SET TASK: Please give the listing again in its entirety, exactly as written.

DATA SUPPLIED:
## START

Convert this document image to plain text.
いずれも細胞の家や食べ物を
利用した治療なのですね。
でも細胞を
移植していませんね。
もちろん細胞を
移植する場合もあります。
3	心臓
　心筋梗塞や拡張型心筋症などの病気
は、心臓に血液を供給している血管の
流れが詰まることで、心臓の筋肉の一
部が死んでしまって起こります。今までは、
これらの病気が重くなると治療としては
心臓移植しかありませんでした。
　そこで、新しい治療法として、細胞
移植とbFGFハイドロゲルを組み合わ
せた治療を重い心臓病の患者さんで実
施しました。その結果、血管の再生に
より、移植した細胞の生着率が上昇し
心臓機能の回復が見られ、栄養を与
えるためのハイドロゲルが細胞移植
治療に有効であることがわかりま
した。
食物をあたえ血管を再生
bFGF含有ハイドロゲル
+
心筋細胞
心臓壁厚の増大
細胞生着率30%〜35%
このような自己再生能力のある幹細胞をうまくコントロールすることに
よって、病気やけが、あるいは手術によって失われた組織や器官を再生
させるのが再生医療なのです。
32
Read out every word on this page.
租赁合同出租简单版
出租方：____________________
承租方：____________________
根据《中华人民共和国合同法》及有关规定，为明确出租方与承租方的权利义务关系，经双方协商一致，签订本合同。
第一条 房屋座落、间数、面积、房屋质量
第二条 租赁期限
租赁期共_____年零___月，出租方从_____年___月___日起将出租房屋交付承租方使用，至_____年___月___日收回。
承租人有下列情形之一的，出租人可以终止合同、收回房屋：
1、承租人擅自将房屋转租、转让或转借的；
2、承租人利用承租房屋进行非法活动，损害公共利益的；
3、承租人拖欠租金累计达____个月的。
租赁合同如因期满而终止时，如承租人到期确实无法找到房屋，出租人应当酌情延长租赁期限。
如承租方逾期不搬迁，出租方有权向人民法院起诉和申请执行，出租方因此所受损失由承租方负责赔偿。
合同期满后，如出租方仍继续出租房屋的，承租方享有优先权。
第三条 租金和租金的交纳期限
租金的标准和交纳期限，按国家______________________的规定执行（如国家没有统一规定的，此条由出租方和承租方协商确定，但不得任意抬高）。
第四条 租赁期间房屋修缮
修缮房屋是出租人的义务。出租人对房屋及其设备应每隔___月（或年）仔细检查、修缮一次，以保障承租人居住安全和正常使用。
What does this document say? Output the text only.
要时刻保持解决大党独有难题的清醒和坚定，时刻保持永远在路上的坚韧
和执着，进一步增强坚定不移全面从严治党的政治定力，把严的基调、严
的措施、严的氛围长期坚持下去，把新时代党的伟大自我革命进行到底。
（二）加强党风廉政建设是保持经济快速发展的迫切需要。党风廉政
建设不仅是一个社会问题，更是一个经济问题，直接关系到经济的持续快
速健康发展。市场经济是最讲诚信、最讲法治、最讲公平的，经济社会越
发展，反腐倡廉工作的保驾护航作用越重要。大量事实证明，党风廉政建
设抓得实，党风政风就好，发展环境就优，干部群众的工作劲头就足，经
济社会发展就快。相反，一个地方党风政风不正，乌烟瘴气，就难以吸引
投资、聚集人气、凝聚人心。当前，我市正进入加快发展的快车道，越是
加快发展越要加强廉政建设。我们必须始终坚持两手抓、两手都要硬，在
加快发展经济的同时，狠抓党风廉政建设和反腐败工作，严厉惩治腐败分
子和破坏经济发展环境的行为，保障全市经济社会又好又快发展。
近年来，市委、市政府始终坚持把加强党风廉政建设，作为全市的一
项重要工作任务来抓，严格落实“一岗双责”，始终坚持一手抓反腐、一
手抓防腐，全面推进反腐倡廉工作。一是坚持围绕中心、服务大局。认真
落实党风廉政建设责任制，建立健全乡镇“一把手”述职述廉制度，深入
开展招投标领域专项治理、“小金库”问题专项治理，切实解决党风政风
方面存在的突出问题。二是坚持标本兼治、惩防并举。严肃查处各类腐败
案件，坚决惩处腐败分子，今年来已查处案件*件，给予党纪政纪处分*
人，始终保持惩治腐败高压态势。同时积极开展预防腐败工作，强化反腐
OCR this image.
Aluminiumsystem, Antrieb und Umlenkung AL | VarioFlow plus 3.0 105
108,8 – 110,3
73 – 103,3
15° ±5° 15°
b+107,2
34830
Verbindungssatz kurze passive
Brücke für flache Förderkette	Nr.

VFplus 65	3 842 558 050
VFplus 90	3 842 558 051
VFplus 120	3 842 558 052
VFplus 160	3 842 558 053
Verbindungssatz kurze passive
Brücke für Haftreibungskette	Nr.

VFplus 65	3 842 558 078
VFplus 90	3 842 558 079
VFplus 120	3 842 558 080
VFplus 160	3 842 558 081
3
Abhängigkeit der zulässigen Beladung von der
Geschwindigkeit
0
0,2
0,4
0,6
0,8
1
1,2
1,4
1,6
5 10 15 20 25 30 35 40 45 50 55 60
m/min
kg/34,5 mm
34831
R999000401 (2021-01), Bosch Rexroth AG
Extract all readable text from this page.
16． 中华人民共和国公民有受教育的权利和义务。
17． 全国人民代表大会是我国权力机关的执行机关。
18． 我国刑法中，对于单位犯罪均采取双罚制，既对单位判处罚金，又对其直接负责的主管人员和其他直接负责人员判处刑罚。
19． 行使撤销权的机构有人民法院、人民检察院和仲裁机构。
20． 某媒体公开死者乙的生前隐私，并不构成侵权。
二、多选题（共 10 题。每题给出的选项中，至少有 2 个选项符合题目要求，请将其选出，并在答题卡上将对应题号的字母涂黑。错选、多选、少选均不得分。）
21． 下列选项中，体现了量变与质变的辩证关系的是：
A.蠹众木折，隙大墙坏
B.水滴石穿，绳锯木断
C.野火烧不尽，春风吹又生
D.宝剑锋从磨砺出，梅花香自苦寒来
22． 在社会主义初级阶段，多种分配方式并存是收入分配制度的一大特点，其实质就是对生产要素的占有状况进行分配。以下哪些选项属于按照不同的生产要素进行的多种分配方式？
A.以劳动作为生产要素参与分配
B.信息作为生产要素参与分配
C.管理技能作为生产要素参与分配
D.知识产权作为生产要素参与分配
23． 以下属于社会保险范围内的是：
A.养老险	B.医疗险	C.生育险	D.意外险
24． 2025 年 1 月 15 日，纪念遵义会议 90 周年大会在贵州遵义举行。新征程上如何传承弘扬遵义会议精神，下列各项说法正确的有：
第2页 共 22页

## END

EXERCISE OUTPUT:
Convert this document image to plain text.
いずれも細胞の家や食べ物を
利用した治療なのですね。
でも細胞を
移植していませんね。
もちろん細胞を
移植する場合もあります。
3	心臓
　心筋梗塞や拡張型心筋症などの病気
は、心臓に血液を供給している血管の
流れが詰まることで、心臓の筋肉の一
部が死んでしまって起こります。今までは、
これらの病気が重くなると治療としては
心臓移植しかありませんでした。
　そこで、新しい治療法として、細胞
移植とbFGFハイドロゲルを組み合わ
せた治療を重い心臓病の患者さんで実
施しました。その結果、血管の再生に
より、移植した細胞の生着率が上昇し
心臓機能の回復が見られ、栄養を与
えるためのハイドロゲルが細胞移植
治療に有効であることがわかりま
した。
食物をあたえ血管を再生
bFGF含有ハイドロゲル
+
心筋細胞
心臓壁厚の増大
細胞生着率30%〜35%
このような自己再生能力のある幹細胞をうまくコントロールすることに
よって、病気やけが、あるいは手術によって失われた組織や器官を再生
させるのが再生医療なのです。
32
Read out every word on this page.
租赁合同出租简单版
出租方：____________________
承租方：____________________
根据《中华人民共和国合同法》及有关规定，为明确出租方与承租方的权利义务关系，经双方协商一致，签订本合同。
第一条 房屋座落、间数、面积、房屋质量
第二条 租赁期限
租赁期共_____年零___月，出租方从_____年___月___日起将出租房屋交付承租方使用，至_____年___月___日收回。
承租人有下列情形之一的，出租人可以终止合同、收回房屋：
1、承租人擅自将房屋转租、转让或转借的；
2、承租人利用承租房屋进行非法活动，损害公共利益的；
3、承租人拖欠租金累计达____个月的。
租赁合同如因期满而终止时，如承租人到期确实无法找到房屋，出租人应当酌情延长租赁期限。
如承租方逾期不搬迁，出租方有权向人民法院起诉和申请执行，出租方因此所受损失由承租方负责赔偿。
合同期满后，如出租方仍继续出租房屋的，承租方享有优先权。
第三条 租金和租金的交纳期限
租金的标准和交纳期限，按国家______________________的规定执行（如国家没有统一规定的，此条由出租方和承租方协商确定，但不得任意抬高）。
第四条 租赁期间房屋修缮
修缮房屋是出租人的义务。出租人对房屋及其设备应每隔___月（或年）仔细检查、修缮一次，以保障承租人居住安全和正常使用。
What does this document say? Output the text only.
要时刻保持解决大党独有难题的清醒和坚定，时刻保持永远在路上的坚韧
和执着，进一步增强坚定不移全面从严治党的政治定力，把严的基调、严
的措施、严的氛围长期坚持下去，把新时代党的伟大自我革命进行到底。
（二）加强党风廉政建设是保持经济快速发展的迫切需要。党风廉政
建设不仅是一个社会问题，更是一个经济问题，直接关系到经济的持续快
速健康发展。市场经济是最讲诚信、最讲法治、最讲公平的，经济社会越
发展，反腐倡廉工作的保驾护航作用越重要。大量事实证明，党风廉政建
设抓得实，党风政风就好，发展环境就优，干部群众的工作劲头就足，经
济社会发展就快。相反，一个地方党风政风不正，乌烟瘴气，就难以吸引
投资、聚集人气、凝聚人心。当前，我市正进入加快发展的快车道，越是
加快发展越要加强廉政建设。我们必须始终坚持两手抓、两手都要硬，在
加快发展经济的同时，狠抓党风廉政建设和反腐败工作，严厉惩治腐败分
子和破坏经济发展环境的行为，保障全市经济社会又好又快发展。
近年来，市委、市政府始终坚持把加强党风廉政建设，作为全市的一
项重要工作任务来抓，严格落实“一岗双责”，始终坚持一手抓反腐、一
手抓防腐，全面推进反腐倡廉工作。一是坚持围绕中心、服务大局。认真
落实党风廉政建设责任制，建立健全乡镇“一把手”述职述廉制度，深入
开展招投标领域专项治理、“小金库”问题专项治理，切实解决党风政风
方面存在的突出问题。二是坚持标本兼治、惩防并举。严肃查处各类腐败
案件，坚决惩处腐败分子，今年来已查处案件*件，给予党纪政纪处分*
人，始终保持惩治腐败高压态势。同时积极开展预防腐败工作，强化反腐
OCR this image.
Aluminiumsystem, Antrieb und Umlenkung AL | VarioFlow plus 3.0 105
108,8 – 110,3
73 – 103,3
15° ±5° 15°
b+107,2
34830
Verbindungssatz kurze passive
Brücke für flache Förderkette	Nr.

VFplus 65	3 842 558 050
VFplus 90	3 842 558 051
VFplus 120	3 842 558 052
VFplus 160	3 842 558 053
Verbindungssatz kurze passive
Brücke für Haftreibungskette	Nr.

VFplus 65	3 842 558 078
VFplus 90	3 842 558 079
VFplus 120	3 842 558 080
VFplus 160	3 842 558 081
3
Abhängigkeit der zulässigen Beladung von der
Geschwindigkeit
0
0,2
0,4
0,6
0,8
1
1,2
1,4
1,6
5 10 15 20 25 30 35 40 45 50 55 60
m/min
kg/34,5 mm
34831
R999000401 (2021-01), Bosch Rexroth AG
Extract all readable text from this page.
16． 中华人民共和国公民有受教育的权利和义务。
17． 全国人民代表大会是我国权力机关的执行机关。
18． 我国刑法中，对于单位犯罪均采取双罚制，既对单位判处罚金，又对其直接负责的主管人员和其他直接负责人员判处刑罚。
19． 行使撤销权的机构有人民法院、人民检察院和仲裁机构。
20． 某媒体公开死者乙的生前隐私，并不构成侵权。
二、多选题（共 10 题。每题给出的选项中，至少有 2 个选项符合题目要求，请将其选出，并在答题卡上将对应题号的字母涂黑。错选、多选、少选均不得分。）
21． 下列选项中，体现了量变与质变的辩证关系的是：
A.蠹众木折，隙大墙坏
B.水滴石穿，绳锯木断
C.野火烧不尽，春风吹又生
D.宝剑锋从磨砺出，梅花香自苦寒来
22． 在社会主义初级阶段，多种分配方式并存是收入分配制度的一大特点，其实质就是对生产要素的占有状况进行分配。以下哪些选项属于按照不同的生产要素进行的多种分配方式？
A.以劳动作为生产要素参与分配
B.信息作为生产要素参与分配
C.管理技能作为生产要素参与分配
D.知识产权作为生产要素参与分配
23． 以下属于社会保险范围内的是：
A.养老险	B.医疗险	C.生育险	D.意外险
24． 2025 年 1 月 15 日，纪念遵义会议 90 周年大会在贵州遵义举行。新征程上如何传承弘扬遵义会议精神，下列各项说法正确的有：
第2页 共 22页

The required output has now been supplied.